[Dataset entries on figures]
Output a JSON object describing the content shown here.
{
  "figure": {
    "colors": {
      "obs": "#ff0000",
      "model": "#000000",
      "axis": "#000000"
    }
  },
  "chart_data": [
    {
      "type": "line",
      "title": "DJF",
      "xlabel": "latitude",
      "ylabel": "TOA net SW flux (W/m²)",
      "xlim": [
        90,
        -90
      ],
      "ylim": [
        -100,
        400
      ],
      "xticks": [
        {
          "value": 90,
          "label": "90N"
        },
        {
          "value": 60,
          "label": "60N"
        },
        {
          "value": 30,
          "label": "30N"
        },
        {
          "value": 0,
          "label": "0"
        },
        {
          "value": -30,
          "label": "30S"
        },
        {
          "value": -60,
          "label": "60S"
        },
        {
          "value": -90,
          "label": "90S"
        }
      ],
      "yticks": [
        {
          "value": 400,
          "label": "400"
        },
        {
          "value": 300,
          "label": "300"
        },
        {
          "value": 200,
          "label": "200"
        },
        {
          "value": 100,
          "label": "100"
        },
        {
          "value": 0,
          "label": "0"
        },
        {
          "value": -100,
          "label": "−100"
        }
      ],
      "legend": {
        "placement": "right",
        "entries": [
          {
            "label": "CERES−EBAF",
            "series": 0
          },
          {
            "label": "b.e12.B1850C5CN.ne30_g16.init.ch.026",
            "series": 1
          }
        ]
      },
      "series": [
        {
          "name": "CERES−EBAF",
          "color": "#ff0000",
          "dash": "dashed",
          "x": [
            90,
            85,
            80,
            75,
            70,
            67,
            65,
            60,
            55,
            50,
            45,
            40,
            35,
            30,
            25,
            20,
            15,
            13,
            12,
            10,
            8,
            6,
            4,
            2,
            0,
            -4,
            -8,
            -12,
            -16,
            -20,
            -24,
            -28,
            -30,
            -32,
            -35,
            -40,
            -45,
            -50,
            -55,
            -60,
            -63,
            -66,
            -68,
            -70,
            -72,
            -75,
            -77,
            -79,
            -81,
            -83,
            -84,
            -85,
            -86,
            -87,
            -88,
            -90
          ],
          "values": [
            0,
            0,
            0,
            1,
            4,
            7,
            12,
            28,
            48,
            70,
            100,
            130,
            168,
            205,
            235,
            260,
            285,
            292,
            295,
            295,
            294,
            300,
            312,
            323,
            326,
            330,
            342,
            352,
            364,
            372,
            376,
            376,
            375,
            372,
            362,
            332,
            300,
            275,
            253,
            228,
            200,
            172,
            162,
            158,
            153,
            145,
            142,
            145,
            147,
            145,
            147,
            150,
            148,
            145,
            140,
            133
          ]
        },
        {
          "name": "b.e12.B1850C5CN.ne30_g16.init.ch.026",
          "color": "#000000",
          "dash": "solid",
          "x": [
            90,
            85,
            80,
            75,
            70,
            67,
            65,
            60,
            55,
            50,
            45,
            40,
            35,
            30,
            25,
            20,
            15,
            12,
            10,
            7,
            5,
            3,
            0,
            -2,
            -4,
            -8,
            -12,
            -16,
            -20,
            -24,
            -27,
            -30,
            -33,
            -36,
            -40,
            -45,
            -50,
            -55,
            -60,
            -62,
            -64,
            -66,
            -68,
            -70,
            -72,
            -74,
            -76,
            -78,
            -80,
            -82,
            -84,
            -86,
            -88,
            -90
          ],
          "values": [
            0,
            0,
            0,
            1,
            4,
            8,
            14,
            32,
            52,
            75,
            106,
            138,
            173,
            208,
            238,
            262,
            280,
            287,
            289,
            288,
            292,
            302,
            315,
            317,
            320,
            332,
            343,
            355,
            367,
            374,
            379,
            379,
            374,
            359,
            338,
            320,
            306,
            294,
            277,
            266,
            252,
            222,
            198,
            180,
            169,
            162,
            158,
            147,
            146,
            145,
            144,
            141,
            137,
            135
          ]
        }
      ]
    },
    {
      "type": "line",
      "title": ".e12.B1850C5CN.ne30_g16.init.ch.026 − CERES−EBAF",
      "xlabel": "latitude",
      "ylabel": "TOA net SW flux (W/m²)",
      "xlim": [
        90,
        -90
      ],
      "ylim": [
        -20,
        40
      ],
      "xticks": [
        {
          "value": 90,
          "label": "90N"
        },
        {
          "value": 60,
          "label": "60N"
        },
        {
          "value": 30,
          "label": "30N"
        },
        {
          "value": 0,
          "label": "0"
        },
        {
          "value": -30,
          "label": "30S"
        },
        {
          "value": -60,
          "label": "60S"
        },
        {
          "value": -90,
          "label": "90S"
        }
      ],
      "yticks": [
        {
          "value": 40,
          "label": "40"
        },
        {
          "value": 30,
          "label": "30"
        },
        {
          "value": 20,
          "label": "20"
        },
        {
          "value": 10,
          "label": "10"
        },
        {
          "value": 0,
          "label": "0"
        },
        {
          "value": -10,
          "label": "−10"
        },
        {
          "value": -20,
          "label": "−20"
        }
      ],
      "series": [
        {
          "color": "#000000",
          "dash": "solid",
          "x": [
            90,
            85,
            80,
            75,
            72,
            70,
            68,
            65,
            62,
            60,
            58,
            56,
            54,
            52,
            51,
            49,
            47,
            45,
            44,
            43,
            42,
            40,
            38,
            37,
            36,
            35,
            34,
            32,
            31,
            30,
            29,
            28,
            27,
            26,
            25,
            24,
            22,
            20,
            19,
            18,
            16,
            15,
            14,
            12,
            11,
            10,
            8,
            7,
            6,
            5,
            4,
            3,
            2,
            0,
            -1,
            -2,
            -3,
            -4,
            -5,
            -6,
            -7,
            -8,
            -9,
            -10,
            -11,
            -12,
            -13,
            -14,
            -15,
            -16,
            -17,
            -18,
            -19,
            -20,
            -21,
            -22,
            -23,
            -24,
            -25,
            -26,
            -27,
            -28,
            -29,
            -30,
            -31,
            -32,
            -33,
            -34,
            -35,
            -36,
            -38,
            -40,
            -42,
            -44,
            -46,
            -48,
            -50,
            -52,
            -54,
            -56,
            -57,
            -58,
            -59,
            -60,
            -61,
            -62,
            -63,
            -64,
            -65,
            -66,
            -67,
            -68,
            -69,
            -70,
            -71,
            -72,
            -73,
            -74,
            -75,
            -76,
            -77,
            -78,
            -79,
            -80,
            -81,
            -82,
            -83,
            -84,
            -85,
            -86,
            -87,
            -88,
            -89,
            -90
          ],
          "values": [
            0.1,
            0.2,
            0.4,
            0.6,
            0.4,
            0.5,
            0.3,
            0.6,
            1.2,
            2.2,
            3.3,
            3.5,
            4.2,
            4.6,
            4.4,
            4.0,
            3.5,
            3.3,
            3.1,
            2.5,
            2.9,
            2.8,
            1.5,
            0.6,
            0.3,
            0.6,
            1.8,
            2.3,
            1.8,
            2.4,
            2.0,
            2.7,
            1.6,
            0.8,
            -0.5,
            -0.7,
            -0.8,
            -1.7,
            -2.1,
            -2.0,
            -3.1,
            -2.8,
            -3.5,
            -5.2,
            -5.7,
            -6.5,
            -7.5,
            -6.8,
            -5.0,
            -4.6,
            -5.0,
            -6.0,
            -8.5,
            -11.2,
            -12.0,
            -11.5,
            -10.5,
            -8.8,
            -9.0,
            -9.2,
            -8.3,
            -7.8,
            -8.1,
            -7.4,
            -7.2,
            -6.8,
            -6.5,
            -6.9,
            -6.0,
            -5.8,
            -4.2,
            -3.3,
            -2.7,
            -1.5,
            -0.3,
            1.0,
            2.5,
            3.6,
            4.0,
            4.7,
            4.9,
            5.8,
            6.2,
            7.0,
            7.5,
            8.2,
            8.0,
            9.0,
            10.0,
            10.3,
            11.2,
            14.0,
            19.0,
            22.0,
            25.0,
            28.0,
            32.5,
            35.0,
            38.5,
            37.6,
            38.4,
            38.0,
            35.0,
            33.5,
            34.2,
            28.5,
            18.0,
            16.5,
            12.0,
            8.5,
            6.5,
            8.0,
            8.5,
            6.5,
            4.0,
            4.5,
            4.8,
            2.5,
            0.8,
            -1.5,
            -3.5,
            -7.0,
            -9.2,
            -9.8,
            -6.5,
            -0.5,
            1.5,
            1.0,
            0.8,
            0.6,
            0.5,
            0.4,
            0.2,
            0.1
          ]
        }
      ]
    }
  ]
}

● REQUIRED WORK
Collect each line above holding the string "name".

● REPLY
          "name": "CERES−EBAF",
          "name": "b.e12.B1850C5CN.ne30_g16.init.ch.026",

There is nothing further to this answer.